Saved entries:
★ ★ ★

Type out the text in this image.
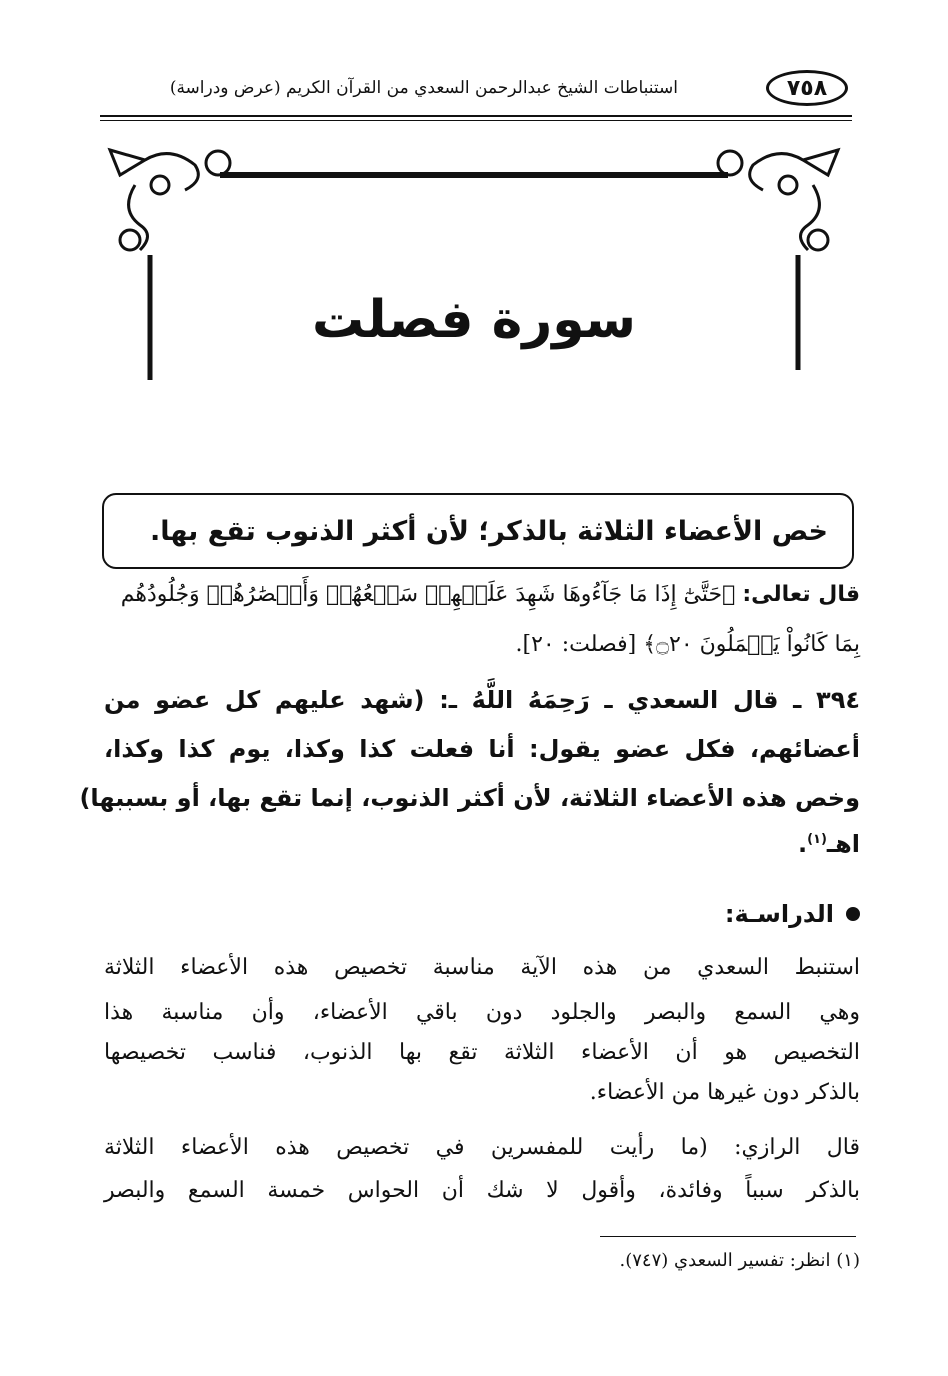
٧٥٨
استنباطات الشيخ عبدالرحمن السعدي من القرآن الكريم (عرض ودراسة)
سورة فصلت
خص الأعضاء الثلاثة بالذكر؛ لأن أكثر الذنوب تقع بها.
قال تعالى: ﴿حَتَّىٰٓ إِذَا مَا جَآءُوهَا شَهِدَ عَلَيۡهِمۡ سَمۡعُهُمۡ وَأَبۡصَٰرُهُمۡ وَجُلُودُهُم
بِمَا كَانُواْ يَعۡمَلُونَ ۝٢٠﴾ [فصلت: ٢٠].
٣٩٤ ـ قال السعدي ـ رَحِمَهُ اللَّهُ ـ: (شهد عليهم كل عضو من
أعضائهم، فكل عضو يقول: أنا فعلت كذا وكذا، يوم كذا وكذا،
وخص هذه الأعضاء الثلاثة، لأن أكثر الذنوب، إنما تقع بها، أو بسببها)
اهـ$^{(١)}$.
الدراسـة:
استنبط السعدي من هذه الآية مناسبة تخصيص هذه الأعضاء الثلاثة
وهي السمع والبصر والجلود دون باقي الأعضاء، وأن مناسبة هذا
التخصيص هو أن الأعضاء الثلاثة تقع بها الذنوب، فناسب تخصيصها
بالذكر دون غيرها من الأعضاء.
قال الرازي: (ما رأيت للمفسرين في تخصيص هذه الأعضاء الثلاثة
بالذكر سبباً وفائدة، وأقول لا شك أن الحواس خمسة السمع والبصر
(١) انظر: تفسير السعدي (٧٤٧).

★ ★ ★

§ **Exercise details**
Will you set down the records word for word while leaving out every picture?

§ **Reply**
Type out the text in this image.
٧٥٨
استنباطات الشيخ عبدالرحمن السعدي من القرآن الكريم (عرض ودراسة)
سورة فصلت
خص الأعضاء الثلاثة بالذكر؛ لأن أكثر الذنوب تقع بها.
قال تعالى: ﴿حَتَّىٰٓ إِذَا مَا جَآءُوهَا شَهِدَ عَلَيۡهِمۡ سَمۡعُهُمۡ وَأَبۡصَٰرُهُمۡ وَجُلُودُهُم
بِمَا كَانُواْ يَعۡمَلُونَ ۝٢٠﴾ [فصلت: ٢٠].
٣٩٤ ـ قال السعدي ـ رَحِمَهُ اللَّهُ ـ: (شهد عليهم كل عضو من
أعضائهم، فكل عضو يقول: أنا فعلت كذا وكذا، يوم كذا وكذا،
وخص هذه الأعضاء الثلاثة، لأن أكثر الذنوب، إنما تقع بها، أو بسببها)
اهـ$^{(١)}$.
الدراسـة:
استنبط السعدي من هذه الآية مناسبة تخصيص هذه الأعضاء الثلاثة
وهي السمع والبصر والجلود دون باقي الأعضاء، وأن مناسبة هذا
التخصيص هو أن الأعضاء الثلاثة تقع بها الذنوب، فناسب تخصيصها
بالذكر دون غيرها من الأعضاء.
قال الرازي: (ما رأيت للمفسرين في تخصيص هذه الأعضاء الثلاثة
بالذكر سبباً وفائدة، وأقول لا شك أن الحواس خمسة السمع والبصر
(١) انظر: تفسير السعدي (٧٤٧).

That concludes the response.